---- Input
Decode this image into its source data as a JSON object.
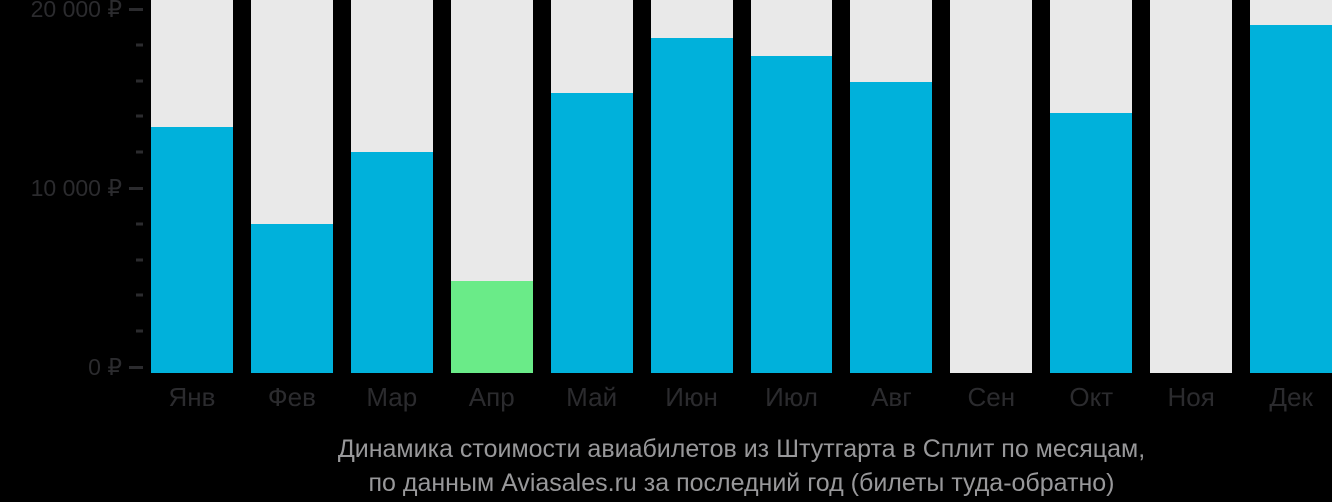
{
  "chart_data": {
    "type": "bar",
    "title": "Динамика стоимости авиабилетов из Штутгарта в Сплит по месяцам,",
    "subtitle": "по данным Aviasales.ru за последний год (билеты туда-обратно)",
    "currency": "₽",
    "categories": [
      "Янв",
      "Фев",
      "Мар",
      "Апр",
      "Май",
      "Июн",
      "Июл",
      "Авг",
      "Сен",
      "Окт",
      "Ноя",
      "Дек"
    ],
    "values": [
      13400,
      8000,
      12000,
      4800,
      15300,
      18400,
      17400,
      15900,
      null,
      14200,
      null,
      19100
    ],
    "highlighted_index": 3,
    "ylim": [
      0,
      20500
    ],
    "yticks": [
      {
        "value": 20000,
        "label": "20 000 ₽"
      },
      {
        "value": 10000,
        "label": "10 000 ₽"
      },
      {
        "value": 0,
        "label": "0 ₽"
      }
    ],
    "minor_tick_step": 2000,
    "grid": "off",
    "legend": "none"
  },
  "colors": {
    "background": "#000000",
    "column_track": "#E9E9E9",
    "bar": "#00B1DB",
    "bar_highlight": "#6AEB88",
    "axis_text": "#2B2B2E",
    "tick": "#2B2B2E",
    "title_text": "#98989A"
  }
}
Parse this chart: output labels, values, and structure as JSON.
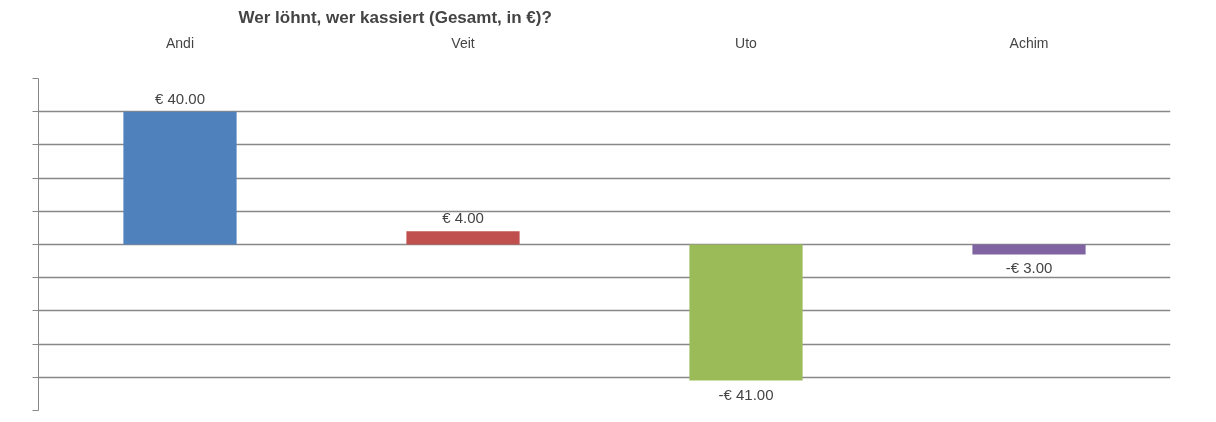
--------
● Instructions to follow:
Go back to the records above and write them out exactly, without the pictures.

● Completed exercise:
Decode this image into its source data as a JSON object.
{
  "chart_data": {
    "type": "bar",
    "title": "Динамика стоимости авиабилетов из Штутгарта в Сплит по месяцам,",
    "subtitle": "по данным Aviasales.ru за последний год (билеты туда-обратно)",
    "currency": "₽",
    "categories": [
      "Янв",
      "Фев",
      "Мар",
      "Апр",
      "Май",
      "Июн",
      "Июл",
      "Авг",
      "Сен",
      "Окт",
      "Ноя",
      "Дек"
    ],
    "values": [
      13400,
      8000,
      12000,
      4800,
      15300,
      18400,
      17400,
      15900,
      null,
      14200,
      null,
      19100
    ],
    "highlighted_index": 3,
    "ylim": [
      0,
      20500
    ],
    "yticks": [
      {
        "value": 20000,
        "label": "20 000 ₽"
      },
      {
        "value": 10000,
        "label": "10 000 ₽"
      },
      {
        "value": 0,
        "label": "0 ₽"
      }
    ],
    "minor_tick_step": 2000,
    "grid": "off",
    "legend": "none"
  },
  "colors": {
    "background": "#000000",
    "column_track": "#E9E9E9",
    "bar": "#00B1DB",
    "bar_highlight": "#6AEB88",
    "axis_text": "#2B2B2E",
    "tick": "#2B2B2E",
    "title_text": "#98989A"
  }
}
Parse this chart: output labels, values, and structure as JSON.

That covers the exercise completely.